═══ Data records

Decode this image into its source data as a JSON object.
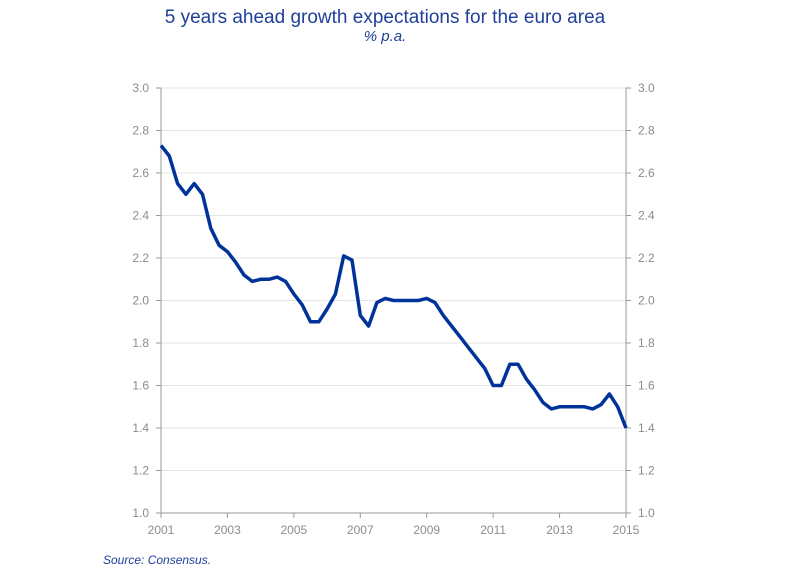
{
  "title": "5 years ahead growth expectations for the euro area",
  "subtitle": "% p.a.",
  "source": "Source: Consensus.",
  "colors": {
    "line": "#003399",
    "text": "#1f3f9a",
    "axis": "#999999",
    "grid": "#e6e6e6",
    "tick_text": "#8c8c8c"
  },
  "chart_data": {
    "type": "line",
    "title": "5 years ahead growth expectations for the euro area",
    "subtitle": "% p.a.",
    "xlabel": "",
    "ylabel": "",
    "xlim": [
      2001,
      2015
    ],
    "ylim": [
      1.0,
      3.0
    ],
    "x_ticks": [
      "2001",
      "2003",
      "2005",
      "2007",
      "2009",
      "2011",
      "2013",
      "2015"
    ],
    "y_ticks": [
      "1.0",
      "1.2",
      "1.4",
      "1.6",
      "1.8",
      "2.0",
      "2.2",
      "2.4",
      "2.6",
      "2.8",
      "3.0"
    ],
    "y_axis_right": true,
    "grid": true,
    "series": [
      {
        "x": [
          2001.0,
          2001.25,
          2001.5,
          2001.75,
          2002.0,
          2002.25,
          2002.5,
          2002.75,
          2003.0,
          2003.25,
          2003.5,
          2003.75,
          2004.0,
          2004.25,
          2004.5,
          2004.75,
          2005.0,
          2005.25,
          2005.5,
          2005.75,
          2006.0,
          2006.25,
          2006.5,
          2006.75,
          2007.0,
          2007.25,
          2007.5,
          2007.75,
          2008.0,
          2008.25,
          2008.5,
          2008.75,
          2009.0,
          2009.25,
          2009.5,
          2009.75,
          2010.0,
          2010.25,
          2010.5,
          2010.75,
          2011.0,
          2011.25,
          2011.5,
          2011.75,
          2012.0,
          2012.25,
          2012.5,
          2012.75,
          2013.0,
          2013.25,
          2013.5,
          2013.75,
          2014.0,
          2014.25,
          2014.5,
          2014.75,
          2015.0
        ],
        "values": [
          2.73,
          2.68,
          2.55,
          2.5,
          2.55,
          2.5,
          2.34,
          2.26,
          2.23,
          2.18,
          2.12,
          2.09,
          2.1,
          2.1,
          2.11,
          2.09,
          2.03,
          1.98,
          1.9,
          1.9,
          1.96,
          2.03,
          2.21,
          2.19,
          1.93,
          1.88,
          1.99,
          2.01,
          2.0,
          2.0,
          2.0,
          2.0,
          2.01,
          1.99,
          1.93,
          1.88,
          1.83,
          1.78,
          1.73,
          1.68,
          1.6,
          1.6,
          1.7,
          1.7,
          1.63,
          1.58,
          1.52,
          1.49,
          1.5,
          1.5,
          1.5,
          1.5,
          1.49,
          1.51,
          1.56,
          1.5,
          1.4
        ]
      }
    ]
  }
}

══════

(Directions for this task) Reply with only the number of lines in the entries that contain the word "growth".

(The answer) 2